::: Given entries :::

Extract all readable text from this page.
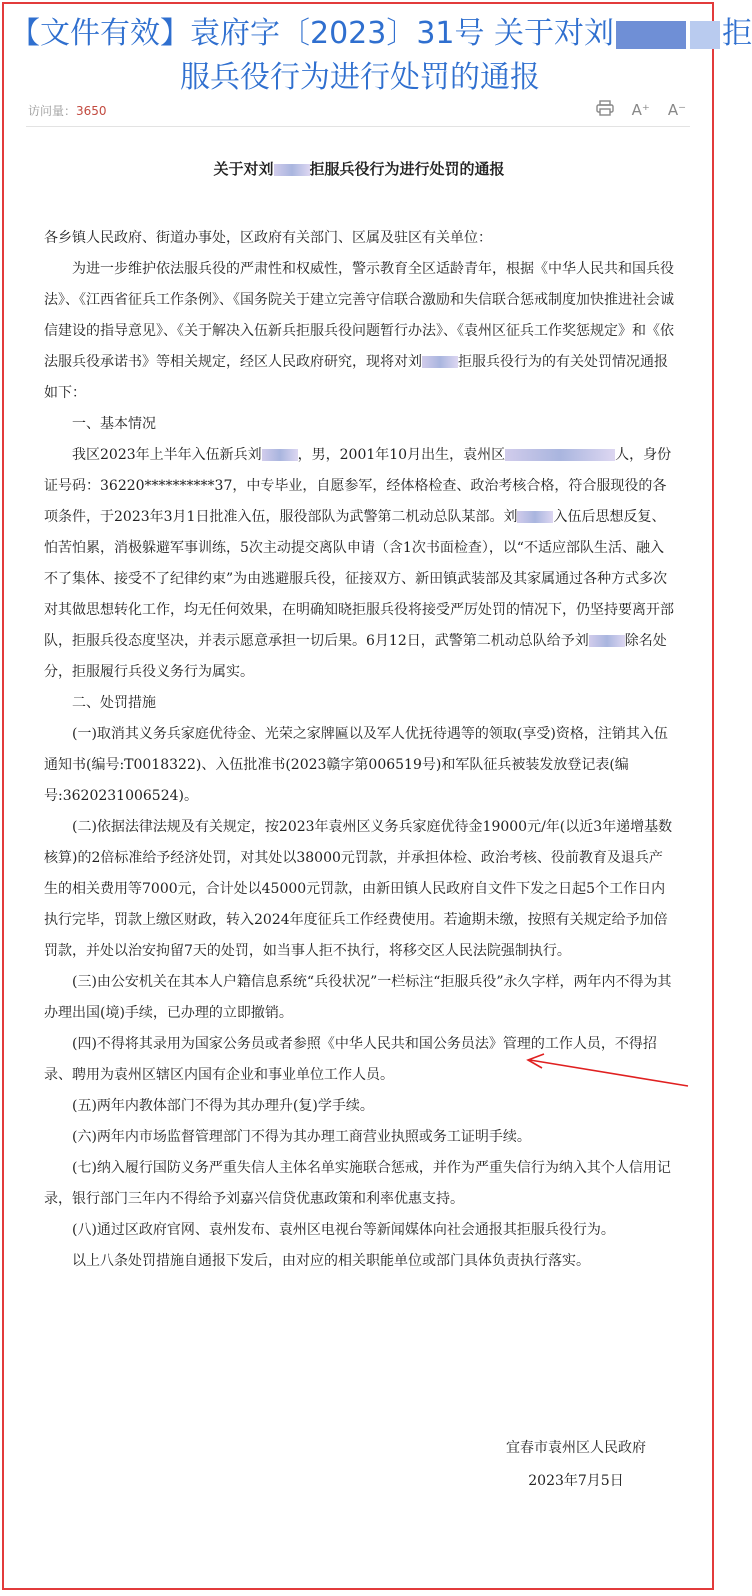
【文件有效】袁府字〔2023〕31号 关于对刘	拒
服兵役行为进行处罚的通报
访问量：3650	A⁺ A⁻

关于对刘 拒服兵役行为进行处罚的通报

各乡镇人民政府、街道办事处，区政府有关部门、区属及驻区有关单位：

为进一步维护依法服兵役的严肃性和权威性，警示教育全区适龄青年，根据《中华人民共和国兵役法》、《江西省征兵工作条例》、《国务院关于建立完善守信联合激励和失信联合惩戒制度加快推进社会诚信建设的指导意见》、《关于解决入伍新兵拒服兵役问题暂行办法》、《袁州区征兵工作奖惩规定》和《依法服兵役承诺书》等相关规定，经区人民政府研究，现将对刘	拒服兵役行为的有关处罚情况通报如下：

一、基本情况

我区2023年上半年入伍新兵刘	，男，2001年10月出生，袁州区	人，身份证号码：36220**********37，中专毕业，自愿参军，经体格检查、政治考核合格，符合服现役的各项条件，于2023年3月1日批准入伍，服役部队为武警第二机动总队某部。刘	入伍后思想反复、怕苦怕累，消极躲避军事训练，5次主动提交离队申请（含1次书面检查），以“不适应部队生活、融入不了集体、接受不了纪律约束”为由逃避服兵役，征接双方、新田镇武装部及其家属通过各种方式多次对其做思想转化工作，均无任何效果，在明确知晓拒服兵役将接受严厉处罚的情况下，仍坚持要离开部队，拒服兵役态度坚决，并表示愿意承担一切后果。6月12日，武警第二机动总队给予刘	除名处分，拒服履行兵役义务行为属实。

二、处罚措施

(一)取消其义务兵家庭优待金、光荣之家牌匾以及军人优抚待遇等的领取(享受)资格，注销其入伍通知书(编号:T0018322)、入伍批准书(2023赣字第006519号)和军队征兵被装发放登记表(编号:3620231006524)。

(二)依据法律法规及有关规定，按2023年袁州区义务兵家庭优待金19000元/年(以近3年递增基数核算)的2倍标准给予经济处罚，对其处以38000元罚款，并承担体检、政治考核、役前教育及退兵产生的相关费用等7000元，合计处以45000元罚款，由新田镇人民政府自文件下发之日起5个工作日内执行完毕，罚款上缴区财政，转入2024年度征兵工作经费使用。若逾期未缴，按照有关规定给予加倍罚款，并处以治安拘留7天的处罚，如当事人拒不执行，将移交区人民法院强制执行。

(三)由公安机关在其本人户籍信息系统“兵役状况”一栏标注“拒服兵役”永久字样，两年内不得为其办理出国(境)手续，已办理的立即撤销。

(四)不得将其录用为国家公务员或者参照《中华人民共和国公务员法》管理的工作人员，不得招录、聘用为袁州区辖区内国有企业和事业单位工作人员。

(五)两年内教体部门不得为其办理升(复)学手续。

(六)两年内市场监督管理部门不得为其办理工商营业执照或务工证明手续。

(七)纳入履行国防义务严重失信人主体名单实施联合惩戒，并作为严重失信行为纳入其个人信用记录，银行部门三年内不得给予刘嘉兴信贷优惠政策和利率优惠支持。

(八)通过区政府官网、袁州发布、袁州区电视台等新闻媒体向社会通报其拒服兵役行为。

以上八条处罚措施自通报下发后，由对应的相关职能单位或部门具体负责执行落实。

宜春市袁州区人民政府
2023年7月5日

:::

# Exercise instructions:
Which lines of the material contain the string "关于对刘"? List each of them.

# Response for this exercise:
【文件有效】袁府字〔2023〕31号 关于对刘	拒
关于对刘 拒服兵役行为进行处罚的通报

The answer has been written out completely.